Of the lines in the records that follow, how many include the word "سعيد"? Answer with a bare number.

Dataset excerpt:
◆ ◆ ◆ ◆

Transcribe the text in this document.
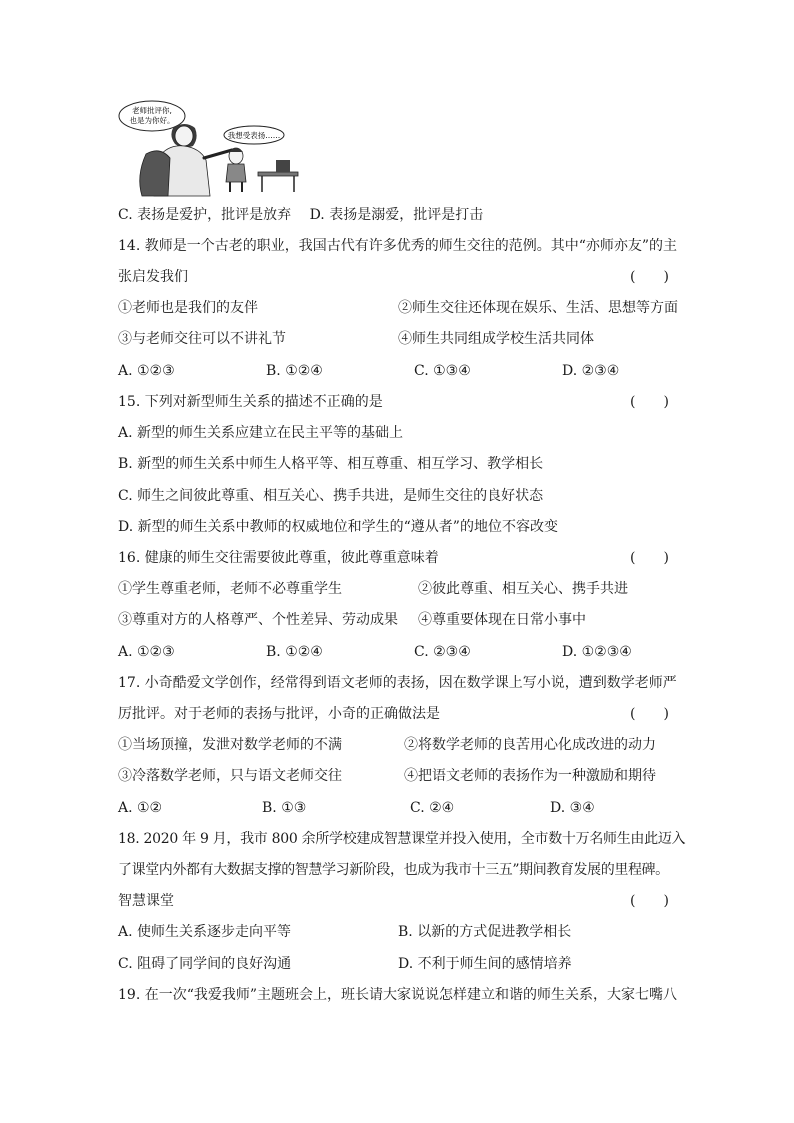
老师批评你,
也是为你好。
我想受表扬……
C. 表扬是爱护，批评是放弃　 D. 表扬是溺爱，批评是打击
14. 教师是一个古老的职业，我国古代有许多优秀的师生交往的范例。其中“亦师亦友”的主
张启发我们	(　　)
①老师也是我们的友伴	②师生交往还体现在娱乐、生活、思想等方面
③与老师交往可以不讲礼节	④师生共同组成学校生活共同体
A. ①②③	B. ①②④	C. ①③④	D. ②③④
15. 下列对新型师生关系的描述不正确的是	(　　)
A. 新型的师生关系应建立在民主平等的基础上
B. 新型的师生关系中师生人格平等、相互尊重、相互学习、教学相长
C. 师生之间彼此尊重、相互关心、携手共进，是师生交往的良好状态
D. 新型的师生关系中教师的权威地位和学生的“遵从者”的地位不容改变
16. 健康的师生交往需要彼此尊重，彼此尊重意味着	(　　)
①学生尊重老师，老师不必尊重学生	②彼此尊重、相互关心、携手共进
③尊重对方的人格尊严、个性差异、劳动成果 ④尊重要体现在日常小事中
A. ①②③	B. ①②④	C. ②③④	D. ①②③④
17. 小奇酷爱文学创作，经常得到语文老师的表扬，因在数学课上写小说，遭到数学老师严
厉批评。对于老师的表扬与批评，小奇的正确做法是	(　　)
①当场顶撞，发泄对数学老师的不满	②将数学老师的良苦用心化成改进的动力
③冷落数学老师，只与语文老师交往	④把语文老师的表扬作为一种激励和期待
A. ①②	B. ①③	C. ②④	D. ③④
18. 2020 年 9 月，我市 800 余所学校建成智慧课堂并投入使用，全市数十万名师生由此迈入
了课堂内外都有大数据支撑的智慧学习新阶段，也成为我市十三五”期间教育发展的里程碑。
智慧课堂	(　　)
A. 使师生关系逐步走向平等	B. 以新的方式促进教学相长
C. 阻碍了同学间的良好沟通	D. 不利于师生间的感情培养
19. 在一次“我爱我师”主题班会上，班长请大家说说怎样建立和谐的师生关系，大家七嘴八
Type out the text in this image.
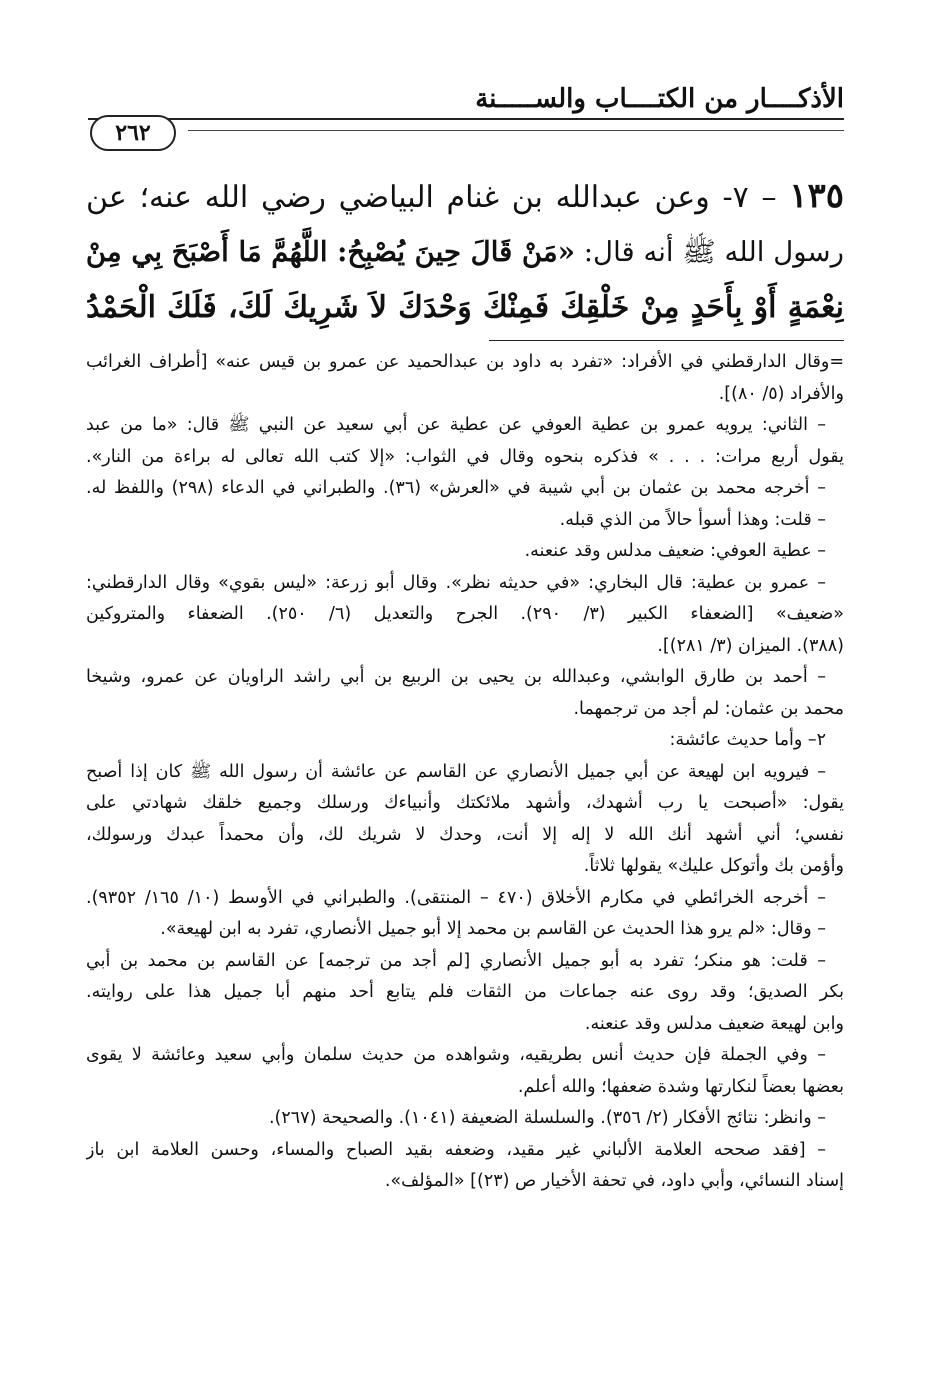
الأذكــــار من الكتــــاب والســـــنة
٢٦٢
١٣٥ – ٧- وعن عبدالله بن غنام البياضي رضي الله عنه؛ عن
رسول الله ﷺ أنه قال: «مَنْ قَالَ حِينَ يُصْبِحُ: اللَّهُمَّ مَا أَصْبَحَ بِي مِنْ
نِعْمَةٍ أَوْ بِأَحَدٍ مِنْ خَلْقِكَ فَمِنْكَ وَحْدَكَ لاَ شَرِيكَ لَكَ، فَلَكَ الْحَمْدُ
=وقال الدارقطني في الأفراد: «تفرد به داود بن عبدالحميد عن عمرو بن قيس عنه» [أطراف الغرائب
والأفراد (٥/ ٨٠)].
– الثاني: يرويه عمرو بن عطية العوفي عن عطية عن أبي سعيد عن النبي ﷺ قال: «ما من عبد
يقول أربع مرات: . . . » فذكره بنحوه وقال في الثواب: «إلا كتب الله تعالى له براءة من النار».
– أخرجه محمد بن عثمان بن أبي شيبة في «العرش» (٣٦). والطبراني في الدعاء (٢٩٨) واللفظ له.
– قلت: وهذا أسوأ حالاً من الذي قبله.
– عطية العوفي: ضعيف مدلس وقد عنعنه.
– عمرو بن عطية: قال البخاري: «في حديثه نظر». وقال أبو زرعة: «ليس بقوي» وقال الدارقطني:
«ضعيف» [الضعفاء الكبير (٣/ ٢٩٠). الجرح والتعديل (٦/ ٢٥٠). الضعفاء والمتروكين
(٣٨٨). الميزان (٣/ ٢٨١)].
– أحمد بن طارق الوابشي، وعبدالله بن يحيى بن الربيع بن أبي راشد الراويان عن عمرو، وشيخا
محمد بن عثمان: لم أجد من ترجمهما.
٢– وأما حديث عائشة:
– فيرويه ابن لهيعة عن أبي جميل الأنصاري عن القاسم عن عائشة أن رسول الله ﷺ كان إذا أصبح
يقول: «أصبحت يا رب أشهدك، وأشهد ملائكتك وأنبياءك ورسلك وجميع خلقك شهادتي على
نفسي؛ أني أشهد أنك الله لا إله إلا أنت، وحدك لا شريك لك، وأن محمداً عبدك ورسولك،
وأؤمن بك وأتوكل عليك» يقولها ثلاثاً.
– أخرجه الخرائطي في مكارم الأخلاق (٤٧٠ – المنتقى). والطبراني في الأوسط (١٠/ ١٦٥/ ٩٣٥٢).
– وقال: «لم يرو هذا الحديث عن القاسم بن محمد إلا أبو جميل الأنصاري، تفرد به ابن لهيعة».
– قلت: هو منكر؛ تفرد به أبو جميل الأنصاري [لم أجد من ترجمه] عن القاسم بن محمد بن أبي
بكر الصديق؛ وقد روى عنه جماعات من الثقات فلم يتابع أحد منهم أبا جميل هذا على روايته.
وابن لهيعة ضعيف مدلس وقد عنعنه.
– وفي الجملة فإن حديث أنس بطريقيه، وشواهده من حديث سلمان وأبي سعيد وعائشة لا يقوى
بعضها بعضاً لنكارتها وشدة ضعفها؛ والله أعلم.
– وانظر: نتائج الأفكار (٢/ ٣٥٦). والسلسلة الضعيفة (١٠٤١). والصحيحة (٢٦٧).
– [فقد صححه العلامة الألباني غير مقيد، وضعفه بقيد الصباح والمساء، وحسن العلامة ابن باز
إسناد النسائي، وأبي داود، في تحفة الأخيار ص (٢٣)] «المؤلف».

◆ ◆ ◆ ◆

> **Task answer**: 2